▶ Task
In the material below, find each line holding the string "verified" and copy it.

▶ Material for the task
** begin **
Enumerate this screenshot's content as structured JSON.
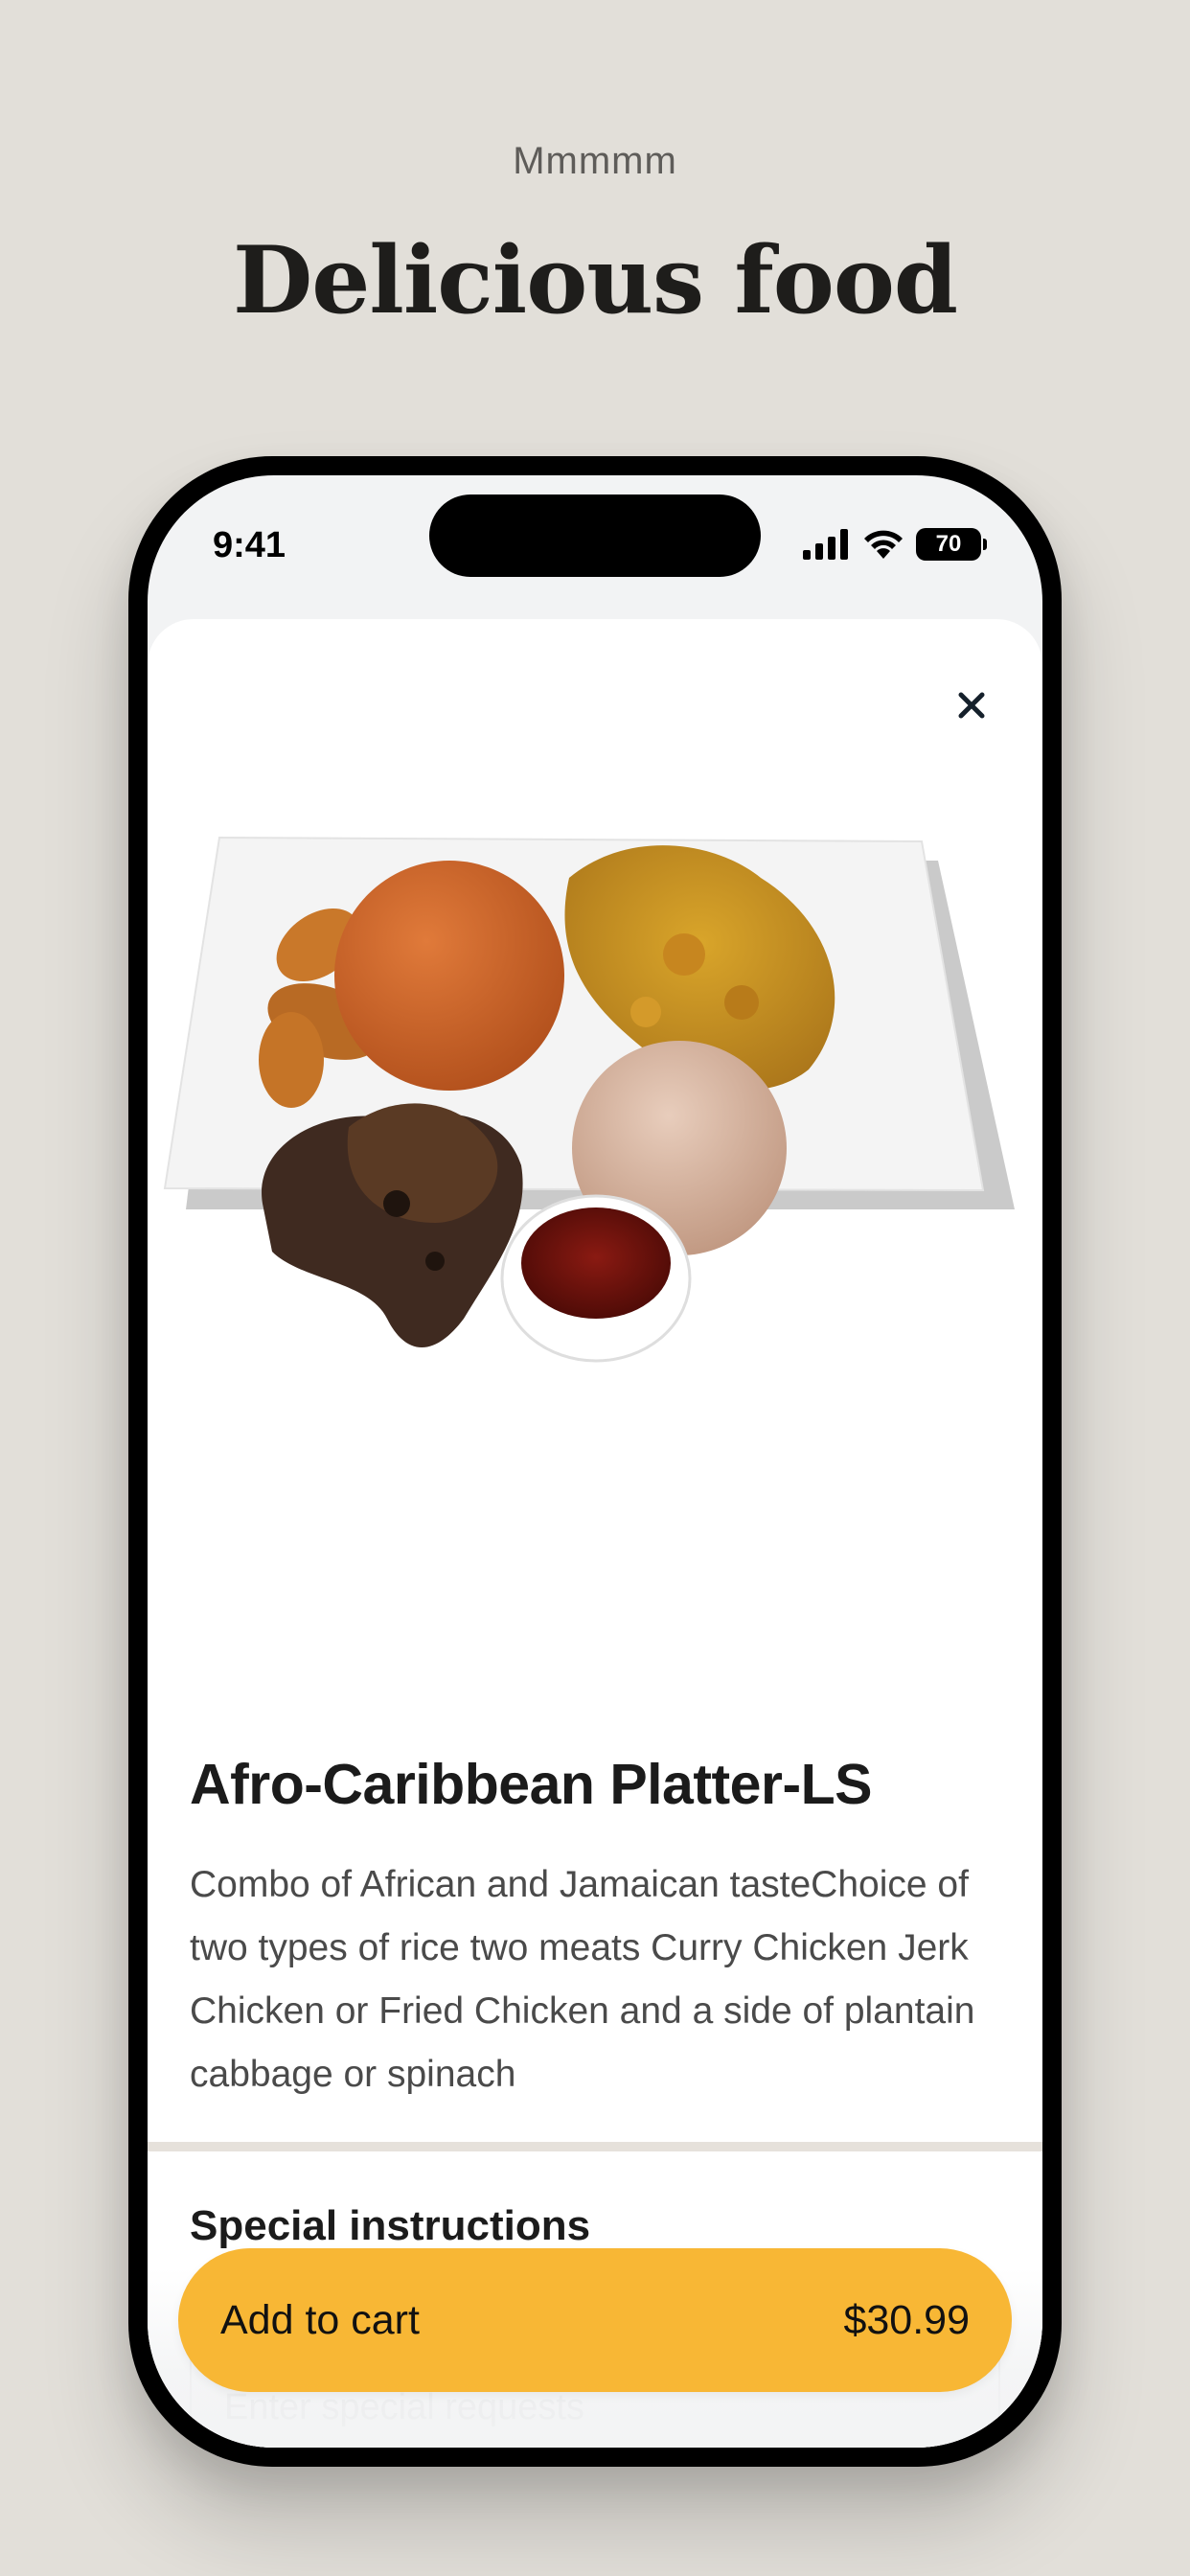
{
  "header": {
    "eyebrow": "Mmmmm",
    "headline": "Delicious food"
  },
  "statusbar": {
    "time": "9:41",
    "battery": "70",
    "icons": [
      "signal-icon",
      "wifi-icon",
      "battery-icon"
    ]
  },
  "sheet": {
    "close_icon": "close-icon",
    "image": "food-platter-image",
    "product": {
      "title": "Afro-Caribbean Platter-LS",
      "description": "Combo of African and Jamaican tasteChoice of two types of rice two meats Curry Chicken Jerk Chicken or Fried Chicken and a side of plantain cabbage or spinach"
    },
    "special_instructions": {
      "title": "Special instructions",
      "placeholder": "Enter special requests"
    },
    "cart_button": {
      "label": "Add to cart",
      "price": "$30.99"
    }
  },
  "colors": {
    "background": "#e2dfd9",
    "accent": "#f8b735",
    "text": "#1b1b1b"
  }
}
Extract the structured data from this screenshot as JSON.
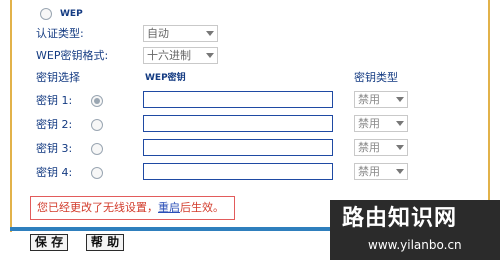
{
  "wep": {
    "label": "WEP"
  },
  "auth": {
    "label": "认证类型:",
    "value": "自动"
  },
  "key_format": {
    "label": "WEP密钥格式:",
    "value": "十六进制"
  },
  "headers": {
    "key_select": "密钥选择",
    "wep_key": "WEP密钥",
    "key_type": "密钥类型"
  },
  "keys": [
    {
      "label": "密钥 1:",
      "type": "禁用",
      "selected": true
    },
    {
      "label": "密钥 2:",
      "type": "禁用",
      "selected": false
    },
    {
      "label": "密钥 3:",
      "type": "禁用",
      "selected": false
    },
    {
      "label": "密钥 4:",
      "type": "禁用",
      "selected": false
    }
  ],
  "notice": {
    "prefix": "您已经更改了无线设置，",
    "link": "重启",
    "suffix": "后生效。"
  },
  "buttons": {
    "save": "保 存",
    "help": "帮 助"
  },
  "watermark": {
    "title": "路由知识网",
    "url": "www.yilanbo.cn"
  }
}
** end **
** begin **
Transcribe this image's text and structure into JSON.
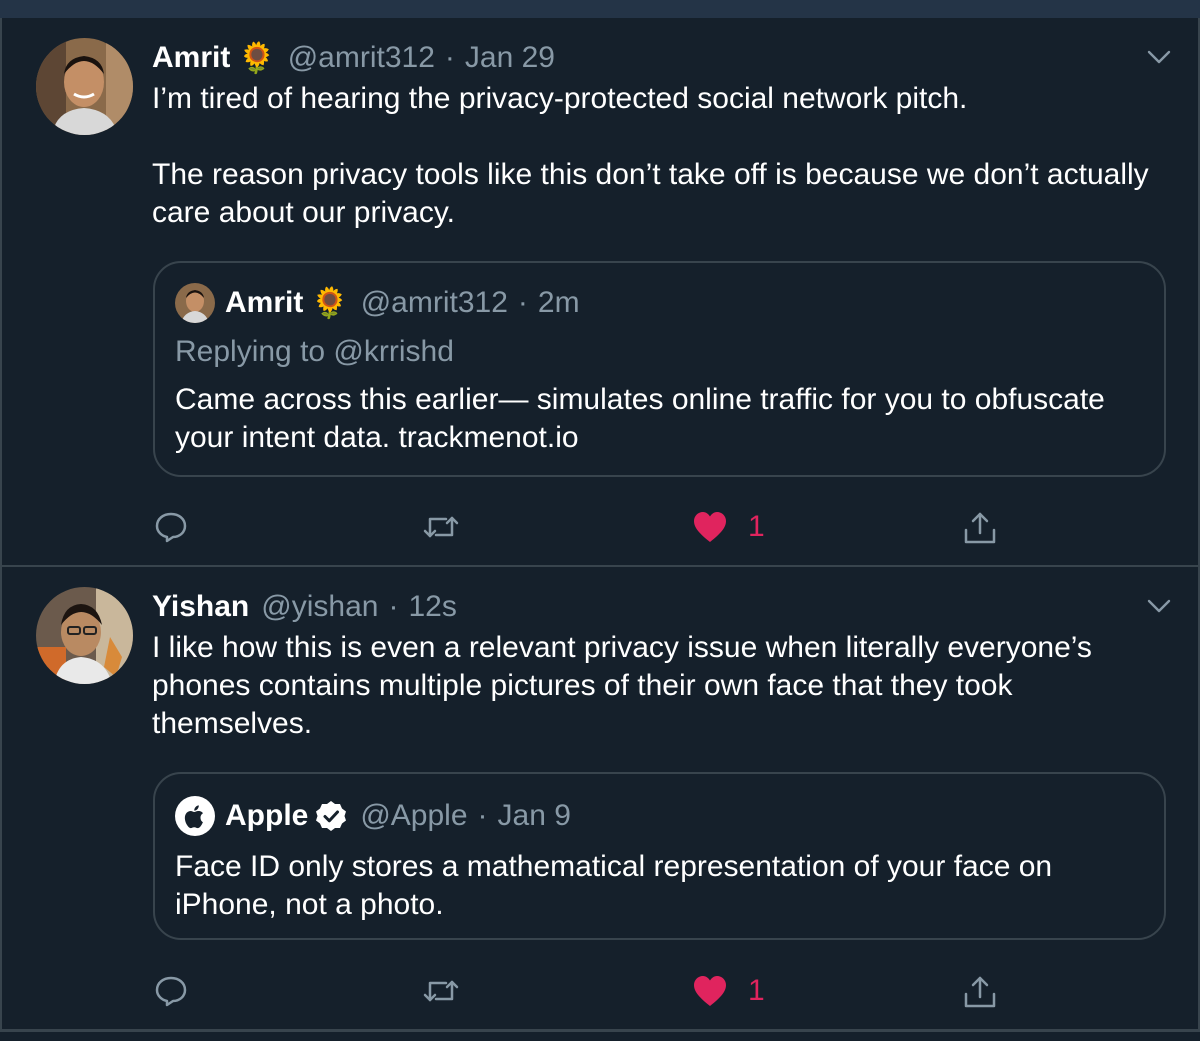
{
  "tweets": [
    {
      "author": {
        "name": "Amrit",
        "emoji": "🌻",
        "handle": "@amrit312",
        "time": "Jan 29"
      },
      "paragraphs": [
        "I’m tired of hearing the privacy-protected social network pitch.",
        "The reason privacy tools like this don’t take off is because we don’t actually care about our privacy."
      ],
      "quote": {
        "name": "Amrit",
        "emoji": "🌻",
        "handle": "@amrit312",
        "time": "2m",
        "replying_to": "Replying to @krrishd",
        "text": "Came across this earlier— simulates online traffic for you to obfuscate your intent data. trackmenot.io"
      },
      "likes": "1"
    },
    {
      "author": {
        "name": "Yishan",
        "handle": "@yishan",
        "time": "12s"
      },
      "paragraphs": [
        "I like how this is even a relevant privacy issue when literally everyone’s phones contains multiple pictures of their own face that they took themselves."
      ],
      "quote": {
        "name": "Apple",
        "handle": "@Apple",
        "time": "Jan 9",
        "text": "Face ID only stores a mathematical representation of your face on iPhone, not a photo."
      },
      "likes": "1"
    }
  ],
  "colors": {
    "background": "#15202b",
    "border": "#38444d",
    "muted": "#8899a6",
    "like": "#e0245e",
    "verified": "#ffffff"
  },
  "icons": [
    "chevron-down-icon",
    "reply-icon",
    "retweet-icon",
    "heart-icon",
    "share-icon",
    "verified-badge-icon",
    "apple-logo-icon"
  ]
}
** end **
▶ Task result
    "verified": "#ffffff"
    "verified-badge-icon",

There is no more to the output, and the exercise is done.